## DIRECTION
Can you copy the lines from the one that contains "Output the text content of this document." through the end of the material below, exactly and with nothing else?

## Dataset records
(begin)

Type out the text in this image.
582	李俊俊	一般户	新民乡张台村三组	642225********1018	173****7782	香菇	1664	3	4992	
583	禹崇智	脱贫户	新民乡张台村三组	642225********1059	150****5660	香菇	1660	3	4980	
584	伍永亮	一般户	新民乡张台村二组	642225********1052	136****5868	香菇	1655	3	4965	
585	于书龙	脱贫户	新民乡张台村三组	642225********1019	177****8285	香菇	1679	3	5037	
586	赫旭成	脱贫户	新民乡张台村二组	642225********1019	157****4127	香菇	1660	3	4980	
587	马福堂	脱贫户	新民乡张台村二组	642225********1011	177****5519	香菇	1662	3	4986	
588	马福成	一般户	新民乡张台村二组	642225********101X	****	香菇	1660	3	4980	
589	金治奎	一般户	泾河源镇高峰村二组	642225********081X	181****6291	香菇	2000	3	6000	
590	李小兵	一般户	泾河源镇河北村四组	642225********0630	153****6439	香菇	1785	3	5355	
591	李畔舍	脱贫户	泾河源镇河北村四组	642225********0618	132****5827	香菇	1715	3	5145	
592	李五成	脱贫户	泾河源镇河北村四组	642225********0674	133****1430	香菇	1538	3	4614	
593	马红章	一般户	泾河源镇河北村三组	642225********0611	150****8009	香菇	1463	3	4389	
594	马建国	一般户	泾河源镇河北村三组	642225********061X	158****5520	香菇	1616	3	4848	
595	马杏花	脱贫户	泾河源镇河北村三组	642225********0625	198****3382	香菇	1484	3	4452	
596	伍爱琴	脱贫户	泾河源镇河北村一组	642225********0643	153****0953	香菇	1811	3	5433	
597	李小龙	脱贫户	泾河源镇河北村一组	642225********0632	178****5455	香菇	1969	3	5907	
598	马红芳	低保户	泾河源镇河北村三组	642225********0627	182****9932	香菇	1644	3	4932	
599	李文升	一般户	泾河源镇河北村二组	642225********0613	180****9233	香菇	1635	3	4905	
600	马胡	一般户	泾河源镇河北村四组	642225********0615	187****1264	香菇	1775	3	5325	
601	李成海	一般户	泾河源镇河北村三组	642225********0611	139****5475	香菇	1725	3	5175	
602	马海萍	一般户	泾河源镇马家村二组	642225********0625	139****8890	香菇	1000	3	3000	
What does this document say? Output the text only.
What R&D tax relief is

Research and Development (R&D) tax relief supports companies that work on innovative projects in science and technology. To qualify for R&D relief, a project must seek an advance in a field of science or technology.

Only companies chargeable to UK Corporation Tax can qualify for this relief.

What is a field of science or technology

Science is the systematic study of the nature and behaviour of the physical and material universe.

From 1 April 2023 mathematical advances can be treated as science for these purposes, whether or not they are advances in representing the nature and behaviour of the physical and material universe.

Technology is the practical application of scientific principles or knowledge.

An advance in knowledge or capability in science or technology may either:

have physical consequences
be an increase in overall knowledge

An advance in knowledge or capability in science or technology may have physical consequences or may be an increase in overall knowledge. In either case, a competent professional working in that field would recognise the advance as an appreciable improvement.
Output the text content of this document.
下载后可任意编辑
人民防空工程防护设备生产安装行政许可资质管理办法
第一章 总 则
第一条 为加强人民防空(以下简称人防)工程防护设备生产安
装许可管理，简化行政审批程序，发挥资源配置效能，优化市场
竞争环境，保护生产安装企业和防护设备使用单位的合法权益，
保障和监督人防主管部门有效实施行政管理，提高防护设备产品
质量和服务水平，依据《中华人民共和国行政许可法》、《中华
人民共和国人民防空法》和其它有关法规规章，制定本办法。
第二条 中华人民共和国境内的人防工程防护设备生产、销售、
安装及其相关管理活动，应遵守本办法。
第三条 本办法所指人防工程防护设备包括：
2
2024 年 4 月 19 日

(end)

## FINISHED ANSWER
Output the text content of this document.
下载后可任意编辑
人民防空工程防护设备生产安装行政许可资质管理办法
第一章 总 则
第一条 为加强人民防空(以下简称人防)工程防护设备生产安
装许可管理，简化行政审批程序，发挥资源配置效能，优化市场
竞争环境，保护生产安装企业和防护设备使用单位的合法权益，
保障和监督人防主管部门有效实施行政管理，提高防护设备产品
质量和服务水平，依据《中华人民共和国行政许可法》、《中华
人民共和国人民防空法》和其它有关法规规章，制定本办法。
第二条 中华人民共和国境内的人防工程防护设备生产、销售、
安装及其相关管理活动，应遵守本办法。
第三条 本办法所指人防工程防护设备包括：
2
2024 年 4 月 19 日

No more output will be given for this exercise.